*Directions for this task*. Omitting all pictures, copy word for word the lines from the line containing "What does this" through the final line of the entries.

--- Start of Dataset extract ---

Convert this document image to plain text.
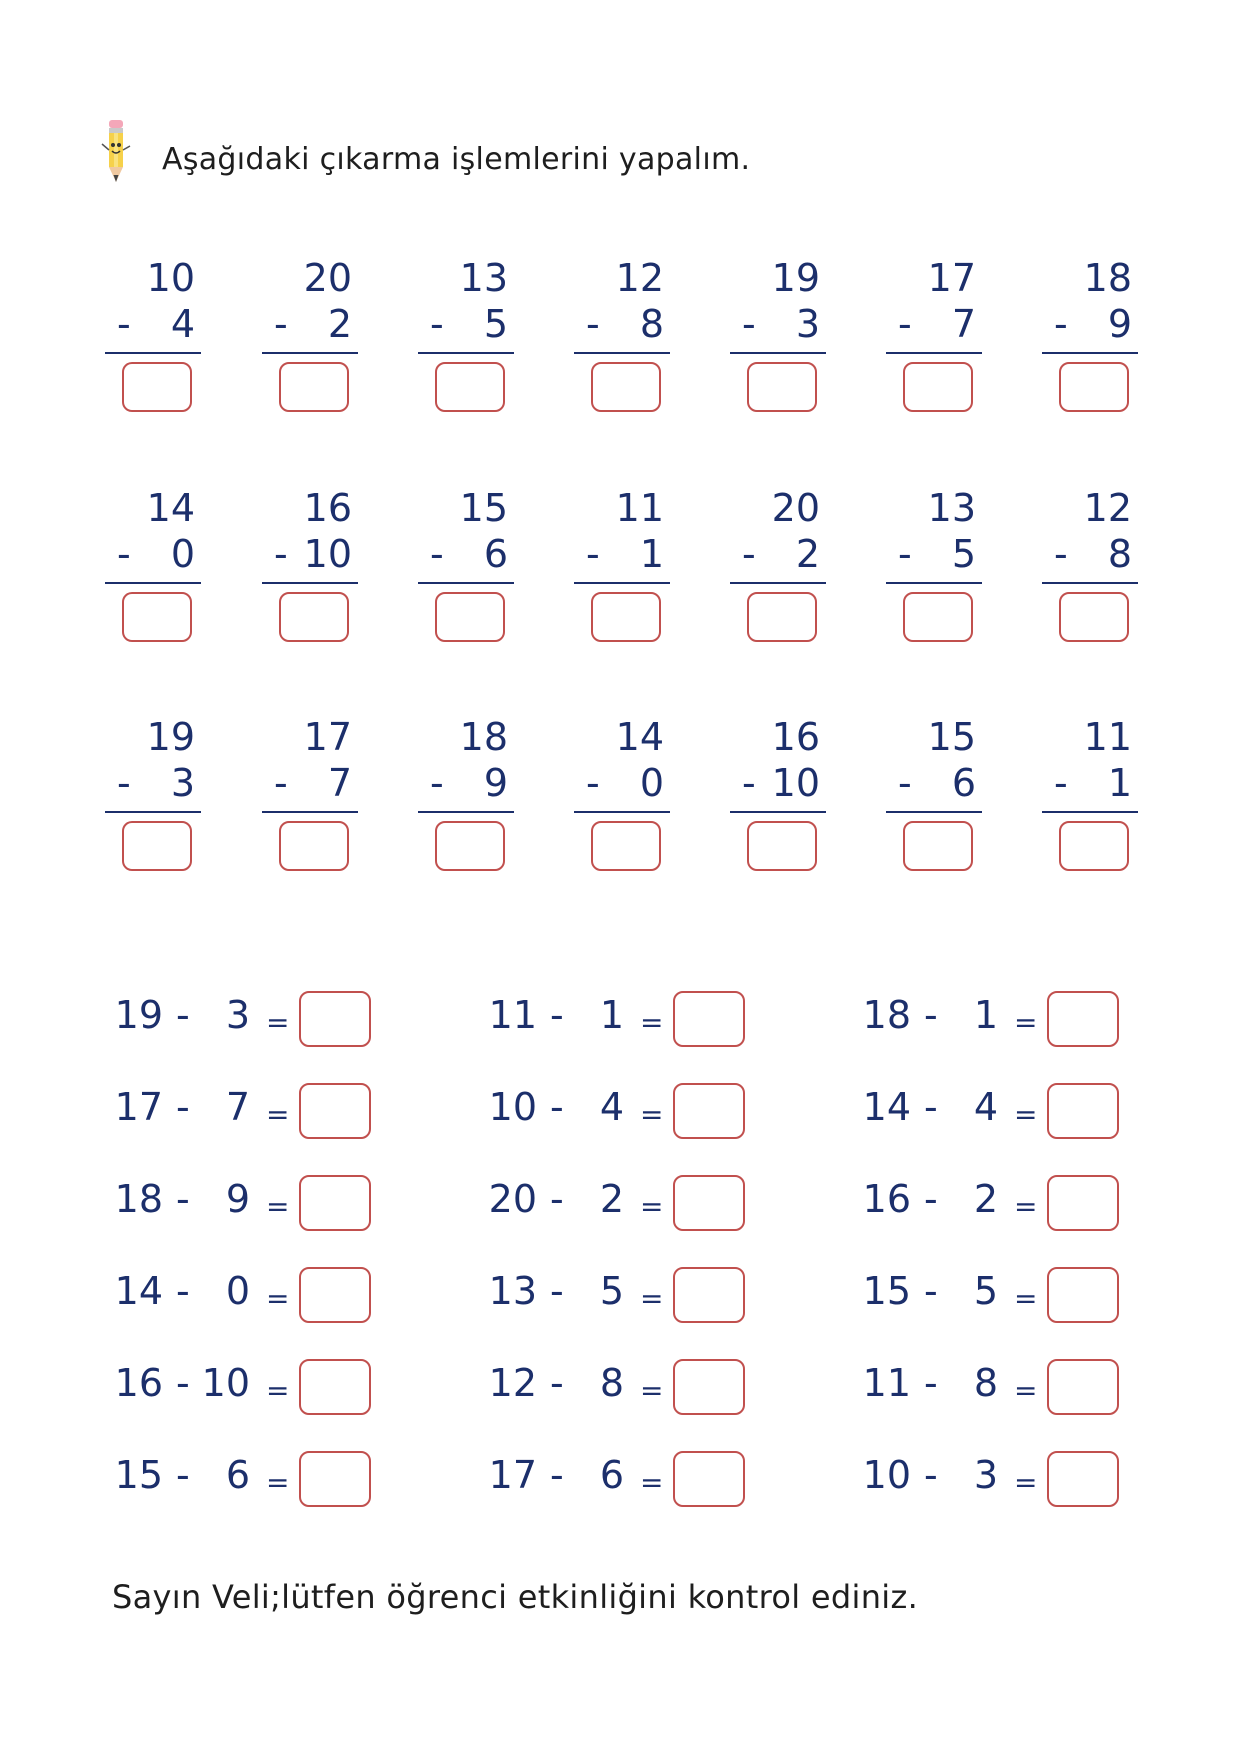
Aşağıdaki çıkarma işlemlerini yapalım.
10
- 4
20
- 2
13
- 5
12
- 8
19
- 3
17
- 7
18
- 9
14
- 0
16
- 10
15
- 6
11
- 1
20
- 2
13
- 5
12
- 8
19
- 3
17
- 7
18
- 9
14
- 0
16
- 10
15
- 6
11
- 1
19 - 3 =
17 - 7 =
18 - 9 =
14 - 0 =
16 - 10 =
15 - 6 =
11 - 1 =
10 - 4 =
20 - 2 =
13 - 5 =
12 - 8 =
17 - 6 =
18 - 1 =
14 - 4 =
16 - 2 =
15 - 5 =
11 - 8 =
10 - 3 =
Sayın Veli;lütfen öğrenci etkinliğini kontrol ediniz.
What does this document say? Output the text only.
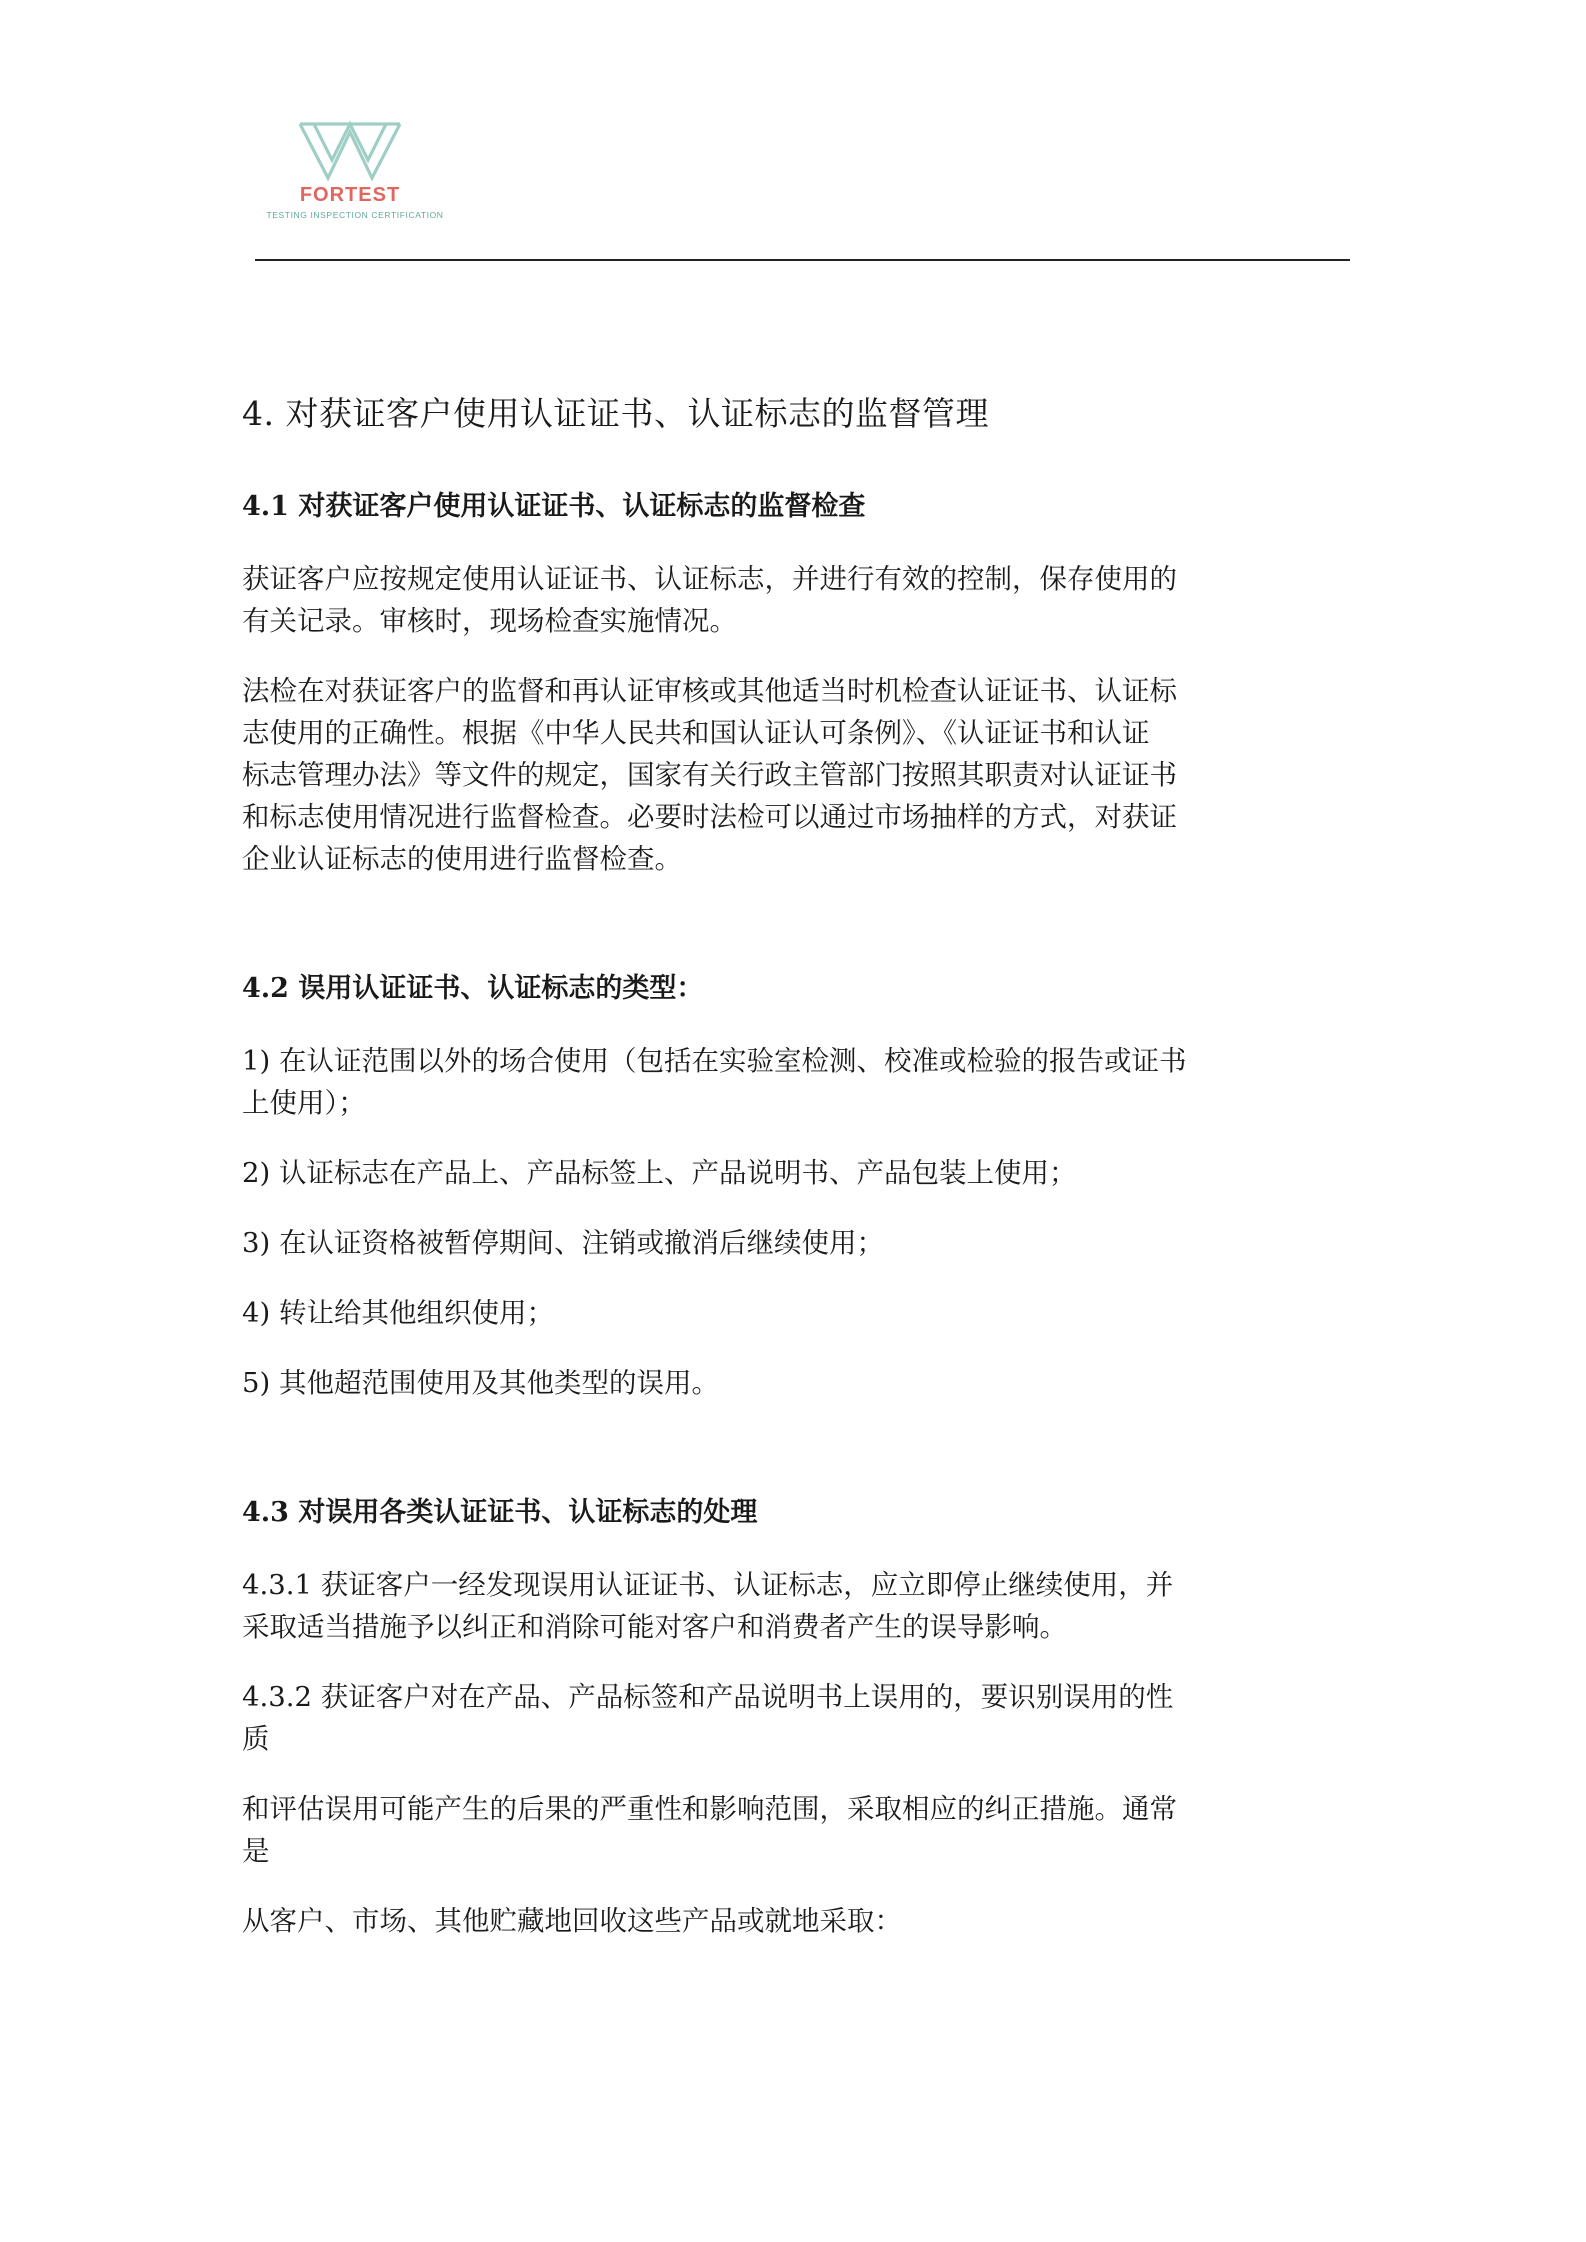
FORTEST
TESTING INSPECTION CERTIFICATION
4. 对获证客户使用认证证书、认证标志的监督管理
4.1 对获证客户使用认证证书、认证标志的监督检查

获证客户应按规定使用认证证书、认证标志，并进行有效的控制，保存使用的
有关记录。审核时，现场检查实施情况。

法检在对获证客户的监督和再认证审核或其他适当时机检查认证证书、认证标
志使用的正确性。根据《中华人民共和国认证认可条例》、《认证证书和认证
标志管理办法》等文件的规定，国家有关行政主管部门按照其职责对认证证书
和标志使用情况进行监督检查。必要时法检可以通过市场抽样的方式，对获证
企业认证标志的使用进行监督检查。

4.2 误用认证证书、认证标志的类型：

1) 在认证范围以外的场合使用（包括在实验室检测、校准或检验的报告或证书
上使用）；

2) 认证标志在产品上、产品标签上、产品说明书、产品包装上使用；

3) 在认证资格被暂停期间、注销或撤消后继续使用；

4) 转让给其他组织使用；

5) 其他超范围使用及其他类型的误用。

4.3 对误用各类认证证书、认证标志的处理

4.3.1 获证客户一经发现误用认证证书、认证标志，应立即停止继续使用，并
采取适当措施予以纠正和消除可能对客户和消费者产生的误导影响。

4.3.2 获证客户对在产品、产品标签和产品说明书上误用的，要识别误用的性
质

和评估误用可能产生的后果的严重性和影响范围，采取相应的纠正措施。通常
是

从客户、市场、其他贮藏地回收这些产品或就地采取：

--- End of Dataset extract ---

*Output for this exercise*.
What does this document say? Output the text only.
FORTEST
TESTING INSPECTION CERTIFICATION
4. 对获证客户使用认证证书、认证标志的监督管理
4.1 对获证客户使用认证证书、认证标志的监督检查

获证客户应按规定使用认证证书、认证标志，并进行有效的控制，保存使用的
有关记录。审核时，现场检查实施情况。

法检在对获证客户的监督和再认证审核或其他适当时机检查认证证书、认证标
志使用的正确性。根据《中华人民共和国认证认可条例》、《认证证书和认证
标志管理办法》等文件的规定，国家有关行政主管部门按照其职责对认证证书
和标志使用情况进行监督检查。必要时法检可以通过市场抽样的方式，对获证
企业认证标志的使用进行监督检查。

4.2 误用认证证书、认证标志的类型：

1) 在认证范围以外的场合使用（包括在实验室检测、校准或检验的报告或证书
上使用）；

2) 认证标志在产品上、产品标签上、产品说明书、产品包装上使用；

3) 在认证资格被暂停期间、注销或撤消后继续使用；

4) 转让给其他组织使用；

5) 其他超范围使用及其他类型的误用。

4.3 对误用各类认证证书、认证标志的处理

4.3.1 获证客户一经发现误用认证证书、认证标志，应立即停止继续使用，并
采取适当措施予以纠正和消除可能对客户和消费者产生的误导影响。

4.3.2 获证客户对在产品、产品标签和产品说明书上误用的，要识别误用的性
质

和评估误用可能产生的后果的严重性和影响范围，采取相应的纠正措施。通常
是

从客户、市场、其他贮藏地回收这些产品或就地采取：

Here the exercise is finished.